Work instructions » Restate all the material verbatim, except for the pictures.

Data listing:
*****

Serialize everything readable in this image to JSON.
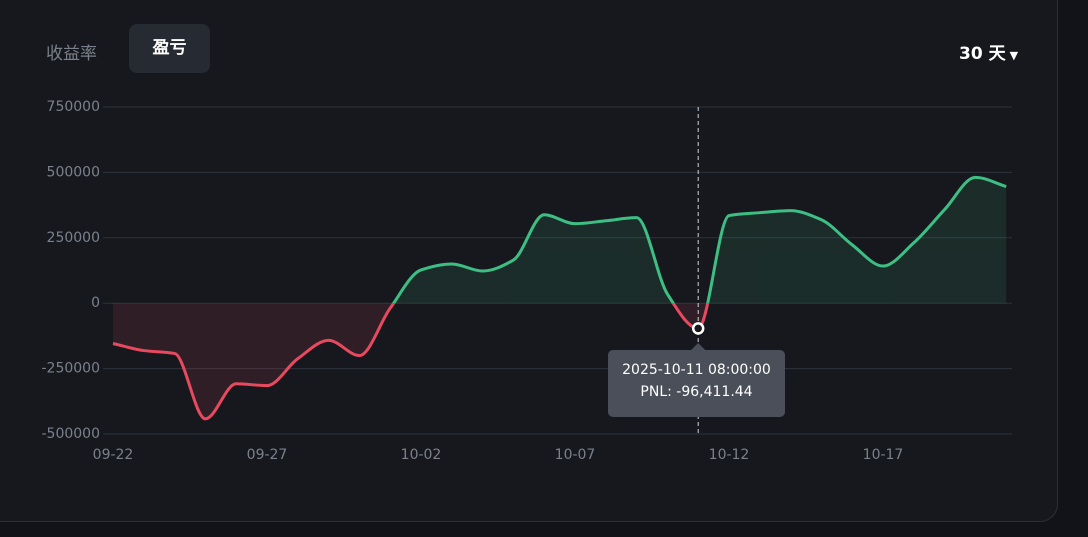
{
  "tabs": [
    "收益率",
    "盈亏"
  ],
  "range_selector": "30 天",
  "chart_data": {
    "type": "line",
    "categories": [
      "09-22",
      null,
      null,
      null,
      null,
      "09-27",
      null,
      null,
      null,
      null,
      "10-02",
      null,
      null,
      null,
      null,
      "10-07",
      null,
      null,
      null,
      null,
      "10-12",
      null,
      null,
      null,
      null,
      "10-17",
      null,
      null,
      null,
      null
    ],
    "series": [
      {
        "name": "PNL",
        "color": "#3dbf84",
        "negative_color": "#e8495f",
        "values": [
          -154000,
          -181000,
          -192000,
          -442000,
          -308000,
          -315000,
          -212000,
          -142000,
          -200000,
          -19000,
          127000,
          150000,
          123000,
          165000,
          338000,
          304000,
          315000,
          327000,
          35000,
          -96411.44,
          335000,
          346000,
          354000,
          319000,
          223000,
          142000,
          231000,
          358000,
          481000,
          446000
        ]
      }
    ],
    "ylim": [
      -500000,
      750000
    ],
    "yticks": [
      750000,
      500000,
      250000,
      0,
      -250000,
      -500000
    ],
    "grid": true,
    "tooltip": {
      "index": 19,
      "title": "2025-10-11 08:00:00",
      "label": "PNL: -96,411.44"
    }
  }
}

*****

Written answer »
Serialize everything readable in this image to JSON.
{
  "tabs": [
    "收益率",
    "盈亏"
  ],
  "range_selector": "30 天",
  "chart_data": {
    "type": "line",
    "categories": [
      "09-22",
      null,
      null,
      null,
      null,
      "09-27",
      null,
      null,
      null,
      null,
      "10-02",
      null,
      null,
      null,
      null,
      "10-07",
      null,
      null,
      null,
      null,
      "10-12",
      null,
      null,
      null,
      null,
      "10-17",
      null,
      null,
      null,
      null
    ],
    "series": [
      {
        "name": "PNL",
        "color": "#3dbf84",
        "negative_color": "#e8495f",
        "values": [
          -154000,
          -181000,
          -192000,
          -442000,
          -308000,
          -315000,
          -212000,
          -142000,
          -200000,
          -19000,
          127000,
          150000,
          123000,
          165000,
          338000,
          304000,
          315000,
          327000,
          35000,
          -96411.44,
          335000,
          346000,
          354000,
          319000,
          223000,
          142000,
          231000,
          358000,
          481000,
          446000
        ]
      }
    ],
    "ylim": [
      -500000,
      750000
    ],
    "yticks": [
      750000,
      500000,
      250000,
      0,
      -250000,
      -500000
    ],
    "grid": true,
    "tooltip": {
      "index": 19,
      "title": "2025-10-11 08:00:00",
      "label": "PNL: -96,411.44"
    }
  }
}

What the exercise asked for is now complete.